(Dataset records)
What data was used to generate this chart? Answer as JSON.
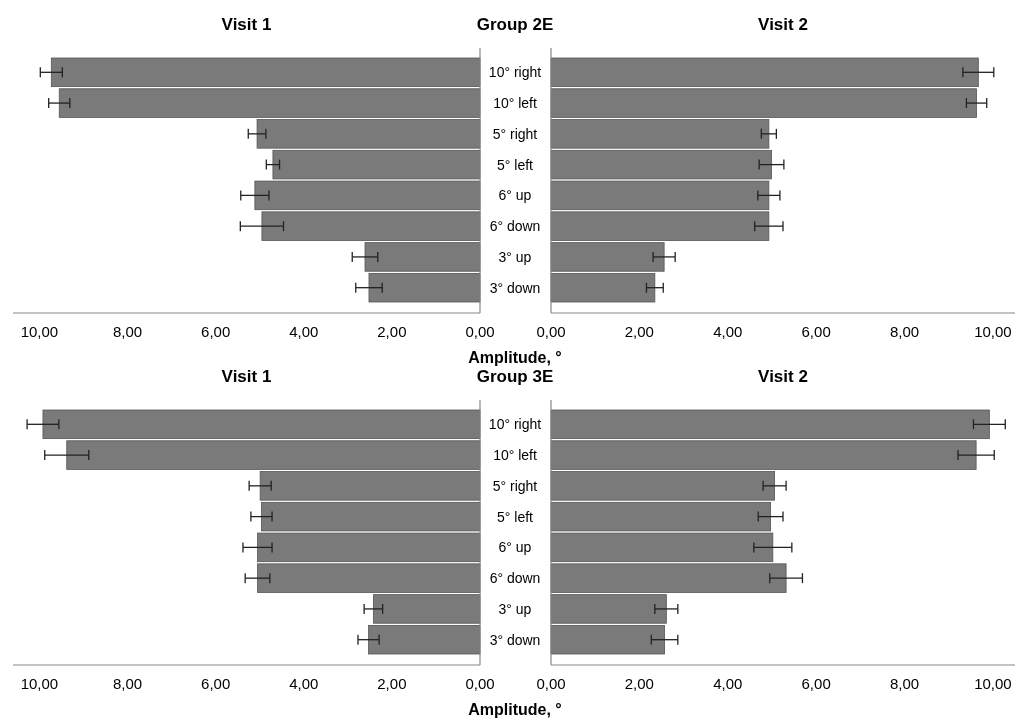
{
  "chart_data": [
    {
      "type": "bar",
      "orientation": "horizontal",
      "title": "Visit 1",
      "subtitle": "Group 2E",
      "xlabel": "Amplitude, °",
      "categories": [
        "10° right",
        "10° left",
        "5° right",
        "5° left",
        "6° up",
        "6° down",
        "3° up",
        "3° down"
      ],
      "values": [
        9.73,
        9.55,
        5.06,
        4.7,
        5.11,
        4.95,
        2.61,
        2.52
      ],
      "errors": [
        0.25,
        0.24,
        0.2,
        0.15,
        0.32,
        0.49,
        0.29,
        0.3
      ],
      "color": "#7a7a7a",
      "xlim": [
        10.6,
        0
      ],
      "xticks": [
        {
          "value": 10,
          "label": "10,00"
        },
        {
          "value": 8,
          "label": "8,00"
        },
        {
          "value": 6,
          "label": "6,00"
        },
        {
          "value": 4,
          "label": "4,00"
        },
        {
          "value": 2,
          "label": "2,00"
        },
        {
          "value": 0,
          "label": "0,00"
        }
      ]
    },
    {
      "type": "bar",
      "orientation": "horizontal",
      "title": "Visit 2",
      "categories": [
        null,
        null,
        null,
        null,
        null,
        null,
        null,
        null
      ],
      "values": [
        9.67,
        9.63,
        4.93,
        4.99,
        4.93,
        4.93,
        2.56,
        2.35
      ],
      "errors": [
        0.35,
        0.23,
        0.17,
        0.28,
        0.25,
        0.32,
        0.25,
        0.19
      ],
      "color": "#7a7a7a",
      "xlim": [
        0,
        10.5
      ],
      "xticks": [
        {
          "value": 0,
          "label": "0,00"
        },
        {
          "value": 2,
          "label": "2,00"
        },
        {
          "value": 4,
          "label": "4,00"
        },
        {
          "value": 6,
          "label": "6,00"
        },
        {
          "value": 8,
          "label": "8,00"
        },
        {
          "value": 10,
          "label": "10,00"
        }
      ],
      "tick_labels": "x"
    },
    {
      "type": "bar",
      "orientation": "horizontal",
      "title": "Visit 1",
      "subtitle": "Group 3E",
      "xlabel": "Amplitude, °",
      "categories": [
        "10° right",
        "10° left",
        "5° right",
        "5° left",
        "6° up",
        "6° down",
        "3° up",
        "3° down"
      ],
      "values": [
        9.92,
        9.38,
        4.99,
        4.96,
        5.05,
        5.05,
        2.42,
        2.53
      ],
      "errors": [
        0.36,
        0.5,
        0.25,
        0.24,
        0.33,
        0.28,
        0.21,
        0.24
      ],
      "color": "#7a7a7a",
      "xlim": [
        10.6,
        0
      ],
      "xticks": [
        {
          "value": 10,
          "label": "10,00"
        },
        {
          "value": 8,
          "label": "8,00"
        },
        {
          "value": 6,
          "label": "6,00"
        },
        {
          "value": 4,
          "label": "4,00"
        },
        {
          "value": 2,
          "label": "2,00"
        },
        {
          "value": 0,
          "label": "0,00"
        }
      ]
    },
    {
      "type": "bar",
      "orientation": "horizontal",
      "title": "Visit 2",
      "categories": [
        null,
        null,
        null,
        null,
        null,
        null,
        null,
        null
      ],
      "values": [
        9.92,
        9.62,
        5.06,
        4.97,
        5.02,
        5.32,
        2.61,
        2.57
      ],
      "errors": [
        0.36,
        0.41,
        0.26,
        0.28,
        0.43,
        0.37,
        0.26,
        0.3
      ],
      "color": "#7a7a7a",
      "xlim": [
        0,
        10.5
      ],
      "xticks": [
        {
          "value": 0,
          "label": "0,00"
        },
        {
          "value": 2,
          "label": "2,00"
        },
        {
          "value": 4,
          "label": "4,00"
        },
        {
          "value": 6,
          "label": "6,00"
        },
        {
          "value": 8,
          "label": "8,00"
        },
        {
          "value": 10,
          "label": "10,00"
        }
      ],
      "tick_labels": "x"
    }
  ]
}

■ **Problem statement**: Repeat the material above verbatim, with no pictures in the output.

■ **Task response**:
What data was used to generate this chart? Answer as JSON.
{
  "chart_data": [
    {
      "type": "bar",
      "orientation": "horizontal",
      "title": "Visit 1",
      "subtitle": "Group 2E",
      "xlabel": "Amplitude, °",
      "categories": [
        "10° right",
        "10° left",
        "5° right",
        "5° left",
        "6° up",
        "6° down",
        "3° up",
        "3° down"
      ],
      "values": [
        9.73,
        9.55,
        5.06,
        4.7,
        5.11,
        4.95,
        2.61,
        2.52
      ],
      "errors": [
        0.25,
        0.24,
        0.2,
        0.15,
        0.32,
        0.49,
        0.29,
        0.3
      ],
      "color": "#7a7a7a",
      "xlim": [
        10.6,
        0
      ],
      "xticks": [
        {
          "value": 10,
          "label": "10,00"
        },
        {
          "value": 8,
          "label": "8,00"
        },
        {
          "value": 6,
          "label": "6,00"
        },
        {
          "value": 4,
          "label": "4,00"
        },
        {
          "value": 2,
          "label": "2,00"
        },
        {
          "value": 0,
          "label": "0,00"
        }
      ]
    },
    {
      "type": "bar",
      "orientation": "horizontal",
      "title": "Visit 2",
      "categories": [
        null,
        null,
        null,
        null,
        null,
        null,
        null,
        null
      ],
      "values": [
        9.67,
        9.63,
        4.93,
        4.99,
        4.93,
        4.93,
        2.56,
        2.35
      ],
      "errors": [
        0.35,
        0.23,
        0.17,
        0.28,
        0.25,
        0.32,
        0.25,
        0.19
      ],
      "color": "#7a7a7a",
      "xlim": [
        0,
        10.5
      ],
      "xticks": [
        {
          "value": 0,
          "label": "0,00"
        },
        {
          "value": 2,
          "label": "2,00"
        },
        {
          "value": 4,
          "label": "4,00"
        },
        {
          "value": 6,
          "label": "6,00"
        },
        {
          "value": 8,
          "label": "8,00"
        },
        {
          "value": 10,
          "label": "10,00"
        }
      ],
      "tick_labels": "x"
    },
    {
      "type": "bar",
      "orientation": "horizontal",
      "title": "Visit 1",
      "subtitle": "Group 3E",
      "xlabel": "Amplitude, °",
      "categories": [
        "10° right",
        "10° left",
        "5° right",
        "5° left",
        "6° up",
        "6° down",
        "3° up",
        "3° down"
      ],
      "values": [
        9.92,
        9.38,
        4.99,
        4.96,
        5.05,
        5.05,
        2.42,
        2.53
      ],
      "errors": [
        0.36,
        0.5,
        0.25,
        0.24,
        0.33,
        0.28,
        0.21,
        0.24
      ],
      "color": "#7a7a7a",
      "xlim": [
        10.6,
        0
      ],
      "xticks": [
        {
          "value": 10,
          "label": "10,00"
        },
        {
          "value": 8,
          "label": "8,00"
        },
        {
          "value": 6,
          "label": "6,00"
        },
        {
          "value": 4,
          "label": "4,00"
        },
        {
          "value": 2,
          "label": "2,00"
        },
        {
          "value": 0,
          "label": "0,00"
        }
      ]
    },
    {
      "type": "bar",
      "orientation": "horizontal",
      "title": "Visit 2",
      "categories": [
        null,
        null,
        null,
        null,
        null,
        null,
        null,
        null
      ],
      "values": [
        9.92,
        9.62,
        5.06,
        4.97,
        5.02,
        5.32,
        2.61,
        2.57
      ],
      "errors": [
        0.36,
        0.41,
        0.26,
        0.28,
        0.43,
        0.37,
        0.26,
        0.3
      ],
      "color": "#7a7a7a",
      "xlim": [
        0,
        10.5
      ],
      "xticks": [
        {
          "value": 0,
          "label": "0,00"
        },
        {
          "value": 2,
          "label": "2,00"
        },
        {
          "value": 4,
          "label": "4,00"
        },
        {
          "value": 6,
          "label": "6,00"
        },
        {
          "value": 8,
          "label": "8,00"
        },
        {
          "value": 10,
          "label": "10,00"
        }
      ],
      "tick_labels": "x"
    }
  ]
}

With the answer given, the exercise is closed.